WHAT TO DO: Write down every entry below once more, exactly.
----------
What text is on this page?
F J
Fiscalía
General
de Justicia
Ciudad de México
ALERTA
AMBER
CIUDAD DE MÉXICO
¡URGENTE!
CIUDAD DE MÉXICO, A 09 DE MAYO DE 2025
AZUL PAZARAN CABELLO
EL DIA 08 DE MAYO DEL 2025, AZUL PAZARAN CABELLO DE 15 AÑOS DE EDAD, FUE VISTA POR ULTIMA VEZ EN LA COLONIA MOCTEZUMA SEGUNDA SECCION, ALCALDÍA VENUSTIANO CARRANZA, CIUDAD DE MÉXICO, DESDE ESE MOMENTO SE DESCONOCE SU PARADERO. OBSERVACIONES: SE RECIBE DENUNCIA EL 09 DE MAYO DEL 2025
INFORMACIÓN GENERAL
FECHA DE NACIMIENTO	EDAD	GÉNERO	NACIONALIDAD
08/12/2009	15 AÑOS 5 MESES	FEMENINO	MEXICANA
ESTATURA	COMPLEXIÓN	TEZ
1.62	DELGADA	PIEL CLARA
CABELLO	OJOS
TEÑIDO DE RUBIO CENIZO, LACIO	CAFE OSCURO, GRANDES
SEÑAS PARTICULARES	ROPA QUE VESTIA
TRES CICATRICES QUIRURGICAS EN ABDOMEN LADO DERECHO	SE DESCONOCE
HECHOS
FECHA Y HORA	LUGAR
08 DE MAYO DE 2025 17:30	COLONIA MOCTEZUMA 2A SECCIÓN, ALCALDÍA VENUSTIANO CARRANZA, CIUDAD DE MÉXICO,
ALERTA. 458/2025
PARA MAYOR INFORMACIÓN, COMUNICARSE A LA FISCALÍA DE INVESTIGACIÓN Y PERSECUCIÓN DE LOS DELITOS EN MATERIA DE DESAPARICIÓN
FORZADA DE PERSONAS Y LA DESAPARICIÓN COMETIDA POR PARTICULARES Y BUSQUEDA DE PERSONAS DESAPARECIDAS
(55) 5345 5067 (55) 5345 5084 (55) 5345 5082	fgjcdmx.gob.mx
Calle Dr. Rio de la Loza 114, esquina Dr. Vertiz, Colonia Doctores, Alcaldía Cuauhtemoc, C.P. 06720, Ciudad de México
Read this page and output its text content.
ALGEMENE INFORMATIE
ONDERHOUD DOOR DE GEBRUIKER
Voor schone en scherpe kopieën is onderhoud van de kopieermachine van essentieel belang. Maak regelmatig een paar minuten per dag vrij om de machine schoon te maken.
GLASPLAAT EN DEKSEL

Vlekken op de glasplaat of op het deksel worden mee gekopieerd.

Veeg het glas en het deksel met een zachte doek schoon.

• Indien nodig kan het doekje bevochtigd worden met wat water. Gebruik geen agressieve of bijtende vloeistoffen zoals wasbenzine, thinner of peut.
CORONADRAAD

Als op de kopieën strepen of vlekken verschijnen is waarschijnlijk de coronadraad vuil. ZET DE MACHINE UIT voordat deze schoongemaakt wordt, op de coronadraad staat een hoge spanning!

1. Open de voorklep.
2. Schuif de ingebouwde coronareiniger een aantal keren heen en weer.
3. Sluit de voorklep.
----------
TASK OUTPUT:
What text is on this page?
F J
Fiscalía
General
de Justicia
Ciudad de México
ALERTA
AMBER
CIUDAD DE MÉXICO
¡URGENTE!
CIUDAD DE MÉXICO, A 09 DE MAYO DE 2025
AZUL PAZARAN CABELLO
EL DIA 08 DE MAYO DEL 2025, AZUL PAZARAN CABELLO DE 15 AÑOS DE EDAD, FUE VISTA POR ULTIMA VEZ EN LA COLONIA MOCTEZUMA SEGUNDA SECCION, ALCALDÍA VENUSTIANO CARRANZA, CIUDAD DE MÉXICO, DESDE ESE MOMENTO SE DESCONOCE SU PARADERO. OBSERVACIONES: SE RECIBE DENUNCIA EL 09 DE MAYO DEL 2025
INFORMACIÓN GENERAL
FECHA DE NACIMIENTO	EDAD	GÉNERO	NACIONALIDAD
08/12/2009	15 AÑOS 5 MESES	FEMENINO	MEXICANA
ESTATURA	COMPLEXIÓN	TEZ
1.62	DELGADA	PIEL CLARA
CABELLO	OJOS
TEÑIDO DE RUBIO CENIZO, LACIO	CAFE OSCURO, GRANDES
SEÑAS PARTICULARES	ROPA QUE VESTIA
TRES CICATRICES QUIRURGICAS EN ABDOMEN LADO DERECHO	SE DESCONOCE
HECHOS
FECHA Y HORA	LUGAR
08 DE MAYO DE 2025 17:30	COLONIA MOCTEZUMA 2A SECCIÓN, ALCALDÍA VENUSTIANO CARRANZA, CIUDAD DE MÉXICO,
ALERTA. 458/2025
PARA MAYOR INFORMACIÓN, COMUNICARSE A LA FISCALÍA DE INVESTIGACIÓN Y PERSECUCIÓN DE LOS DELITOS EN MATERIA DE DESAPARICIÓN
FORZADA DE PERSONAS Y LA DESAPARICIÓN COMETIDA POR PARTICULARES Y BUSQUEDA DE PERSONAS DESAPARECIDAS
(55) 5345 5067 (55) 5345 5084 (55) 5345 5082	fgjcdmx.gob.mx
Calle Dr. Rio de la Loza 114, esquina Dr. Vertiz, Colonia Doctores, Alcaldía Cuauhtemoc, C.P. 06720, Ciudad de México
Read this page and output its text content.
ALGEMENE INFORMATIE
ONDERHOUD DOOR DE GEBRUIKER
Voor schone en scherpe kopieën is onderhoud van de kopieermachine van essentieel belang. Maak regelmatig een paar minuten per dag vrij om de machine schoon te maken.
GLASPLAAT EN DEKSEL

Vlekken op de glasplaat of op het deksel worden mee gekopieerd.

Veeg het glas en het deksel met een zachte doek schoon.

• Indien nodig kan het doekje bevochtigd worden met wat water. Gebruik geen agressieve of bijtende vloeistoffen zoals wasbenzine, thinner of peut.
CORONADRAAD

Als op de kopieën strepen of vlekken verschijnen is waarschijnlijk de coronadraad vuil. ZET DE MACHINE UIT voordat deze schoongemaakt wordt, op de coronadraad staat een hoge spanning!

1. Open de voorklep.
2. Schuif de ingebouwde coronareiniger een aantal keren heen en weer.
3. Sluit de voorklep.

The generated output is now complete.